All lines featuring the string "JSON" are to be listed.

(Data items)
** START **
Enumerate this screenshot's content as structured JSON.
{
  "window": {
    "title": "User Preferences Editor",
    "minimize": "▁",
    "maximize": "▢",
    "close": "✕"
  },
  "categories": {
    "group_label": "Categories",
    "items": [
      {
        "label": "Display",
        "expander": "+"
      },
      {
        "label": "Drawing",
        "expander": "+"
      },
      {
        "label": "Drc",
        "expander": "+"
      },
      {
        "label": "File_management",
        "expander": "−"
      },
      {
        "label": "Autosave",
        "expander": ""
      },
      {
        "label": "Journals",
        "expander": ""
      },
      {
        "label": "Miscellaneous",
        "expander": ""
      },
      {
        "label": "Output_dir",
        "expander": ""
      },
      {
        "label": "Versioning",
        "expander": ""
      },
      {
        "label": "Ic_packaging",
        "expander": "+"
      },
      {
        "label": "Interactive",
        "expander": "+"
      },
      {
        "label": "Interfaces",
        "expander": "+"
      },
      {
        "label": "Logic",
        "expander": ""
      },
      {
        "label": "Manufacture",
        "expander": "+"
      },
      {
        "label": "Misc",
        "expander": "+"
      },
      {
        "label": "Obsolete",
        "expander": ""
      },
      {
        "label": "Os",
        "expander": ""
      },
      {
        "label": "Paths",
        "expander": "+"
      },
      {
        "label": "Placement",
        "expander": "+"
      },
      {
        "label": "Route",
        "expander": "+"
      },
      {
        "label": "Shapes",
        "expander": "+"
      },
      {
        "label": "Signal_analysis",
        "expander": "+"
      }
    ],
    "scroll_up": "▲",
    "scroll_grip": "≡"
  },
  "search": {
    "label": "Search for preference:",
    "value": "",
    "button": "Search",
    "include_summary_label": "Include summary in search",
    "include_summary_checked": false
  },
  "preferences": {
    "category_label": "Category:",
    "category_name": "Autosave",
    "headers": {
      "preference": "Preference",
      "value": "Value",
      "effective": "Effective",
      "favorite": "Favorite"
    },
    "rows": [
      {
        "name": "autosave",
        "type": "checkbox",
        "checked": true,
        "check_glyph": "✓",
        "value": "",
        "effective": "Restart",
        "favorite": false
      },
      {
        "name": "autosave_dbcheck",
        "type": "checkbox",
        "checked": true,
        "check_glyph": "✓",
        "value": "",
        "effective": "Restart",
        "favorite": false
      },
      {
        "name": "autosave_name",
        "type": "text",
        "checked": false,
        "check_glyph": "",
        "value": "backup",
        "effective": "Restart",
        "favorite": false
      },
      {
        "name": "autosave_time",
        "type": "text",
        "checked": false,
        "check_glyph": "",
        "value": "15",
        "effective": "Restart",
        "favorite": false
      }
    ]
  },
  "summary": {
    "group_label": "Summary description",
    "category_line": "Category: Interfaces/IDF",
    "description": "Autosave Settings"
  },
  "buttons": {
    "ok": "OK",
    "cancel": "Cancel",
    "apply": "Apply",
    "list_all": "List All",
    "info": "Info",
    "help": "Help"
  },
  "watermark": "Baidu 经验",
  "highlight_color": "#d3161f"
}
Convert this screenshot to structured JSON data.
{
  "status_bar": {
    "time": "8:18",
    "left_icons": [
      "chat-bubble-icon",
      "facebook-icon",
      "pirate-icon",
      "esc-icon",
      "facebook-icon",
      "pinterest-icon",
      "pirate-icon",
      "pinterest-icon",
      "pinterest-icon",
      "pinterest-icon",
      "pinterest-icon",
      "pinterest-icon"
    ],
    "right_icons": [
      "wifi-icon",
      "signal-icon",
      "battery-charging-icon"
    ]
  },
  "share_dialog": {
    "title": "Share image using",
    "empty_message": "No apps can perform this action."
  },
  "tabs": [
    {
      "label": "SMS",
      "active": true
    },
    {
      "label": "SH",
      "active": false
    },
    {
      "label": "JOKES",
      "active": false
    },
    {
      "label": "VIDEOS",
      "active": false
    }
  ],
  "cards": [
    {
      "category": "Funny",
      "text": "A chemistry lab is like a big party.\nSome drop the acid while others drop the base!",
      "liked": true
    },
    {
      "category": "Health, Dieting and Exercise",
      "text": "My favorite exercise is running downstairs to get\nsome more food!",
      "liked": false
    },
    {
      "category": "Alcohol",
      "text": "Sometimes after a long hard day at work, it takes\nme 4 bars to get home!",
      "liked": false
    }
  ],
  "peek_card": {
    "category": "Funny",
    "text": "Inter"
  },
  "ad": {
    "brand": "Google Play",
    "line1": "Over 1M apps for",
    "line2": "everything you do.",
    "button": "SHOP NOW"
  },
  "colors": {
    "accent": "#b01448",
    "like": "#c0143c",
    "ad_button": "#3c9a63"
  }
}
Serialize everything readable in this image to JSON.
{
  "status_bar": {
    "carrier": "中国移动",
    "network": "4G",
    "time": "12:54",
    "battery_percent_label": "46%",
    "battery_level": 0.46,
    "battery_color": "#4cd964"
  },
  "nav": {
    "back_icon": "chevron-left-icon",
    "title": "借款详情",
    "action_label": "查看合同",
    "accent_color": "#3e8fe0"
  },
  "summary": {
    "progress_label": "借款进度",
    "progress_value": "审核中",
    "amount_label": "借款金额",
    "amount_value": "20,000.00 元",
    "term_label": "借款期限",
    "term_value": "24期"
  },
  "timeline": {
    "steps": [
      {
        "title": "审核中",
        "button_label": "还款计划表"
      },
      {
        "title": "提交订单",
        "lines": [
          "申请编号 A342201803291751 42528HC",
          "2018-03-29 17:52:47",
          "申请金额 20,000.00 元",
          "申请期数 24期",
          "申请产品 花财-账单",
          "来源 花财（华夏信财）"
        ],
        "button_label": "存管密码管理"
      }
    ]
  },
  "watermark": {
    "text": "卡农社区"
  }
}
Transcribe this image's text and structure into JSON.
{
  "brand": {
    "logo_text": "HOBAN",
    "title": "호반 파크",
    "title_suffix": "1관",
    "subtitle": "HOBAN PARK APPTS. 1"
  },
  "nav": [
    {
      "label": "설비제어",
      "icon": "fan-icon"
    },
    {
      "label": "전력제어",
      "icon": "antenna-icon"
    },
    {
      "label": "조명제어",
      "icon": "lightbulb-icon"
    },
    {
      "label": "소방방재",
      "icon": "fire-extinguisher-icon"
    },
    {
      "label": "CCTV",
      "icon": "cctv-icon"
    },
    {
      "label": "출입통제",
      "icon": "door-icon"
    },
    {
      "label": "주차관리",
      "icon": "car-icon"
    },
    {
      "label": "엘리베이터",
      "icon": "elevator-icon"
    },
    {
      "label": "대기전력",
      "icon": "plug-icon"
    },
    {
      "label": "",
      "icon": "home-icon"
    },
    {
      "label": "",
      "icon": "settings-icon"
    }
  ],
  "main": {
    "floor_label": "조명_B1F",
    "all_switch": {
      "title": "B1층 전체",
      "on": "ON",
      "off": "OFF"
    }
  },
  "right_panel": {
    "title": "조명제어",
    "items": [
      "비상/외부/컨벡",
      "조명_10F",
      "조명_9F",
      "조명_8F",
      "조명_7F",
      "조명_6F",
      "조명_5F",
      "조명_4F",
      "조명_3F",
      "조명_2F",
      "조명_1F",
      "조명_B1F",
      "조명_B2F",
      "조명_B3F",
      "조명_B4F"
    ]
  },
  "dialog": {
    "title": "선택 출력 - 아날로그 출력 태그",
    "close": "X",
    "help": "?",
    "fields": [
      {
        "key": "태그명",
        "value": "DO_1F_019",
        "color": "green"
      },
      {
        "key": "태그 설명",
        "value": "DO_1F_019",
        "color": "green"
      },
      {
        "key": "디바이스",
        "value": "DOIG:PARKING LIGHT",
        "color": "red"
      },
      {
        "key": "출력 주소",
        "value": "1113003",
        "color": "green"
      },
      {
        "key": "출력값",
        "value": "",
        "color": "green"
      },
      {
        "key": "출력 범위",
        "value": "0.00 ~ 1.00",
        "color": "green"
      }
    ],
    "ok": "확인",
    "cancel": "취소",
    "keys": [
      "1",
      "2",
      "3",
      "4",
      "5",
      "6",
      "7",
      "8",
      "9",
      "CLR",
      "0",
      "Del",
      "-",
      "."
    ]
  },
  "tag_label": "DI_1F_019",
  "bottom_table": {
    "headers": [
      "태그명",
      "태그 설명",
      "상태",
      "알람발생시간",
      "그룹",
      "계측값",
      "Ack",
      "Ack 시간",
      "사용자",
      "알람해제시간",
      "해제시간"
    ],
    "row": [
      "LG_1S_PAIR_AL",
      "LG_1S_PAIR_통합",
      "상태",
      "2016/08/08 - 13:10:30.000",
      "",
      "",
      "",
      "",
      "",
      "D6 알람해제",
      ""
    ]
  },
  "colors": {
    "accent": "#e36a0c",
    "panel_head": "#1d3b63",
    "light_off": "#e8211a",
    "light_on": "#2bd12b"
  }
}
** END **
*Result below:*
Enumerate this screenshot's content as structured JSON.
Convert this screenshot to structured JSON data.
Serialize everything readable in this image to JSON.
Transcribe this image's text and structure into JSON.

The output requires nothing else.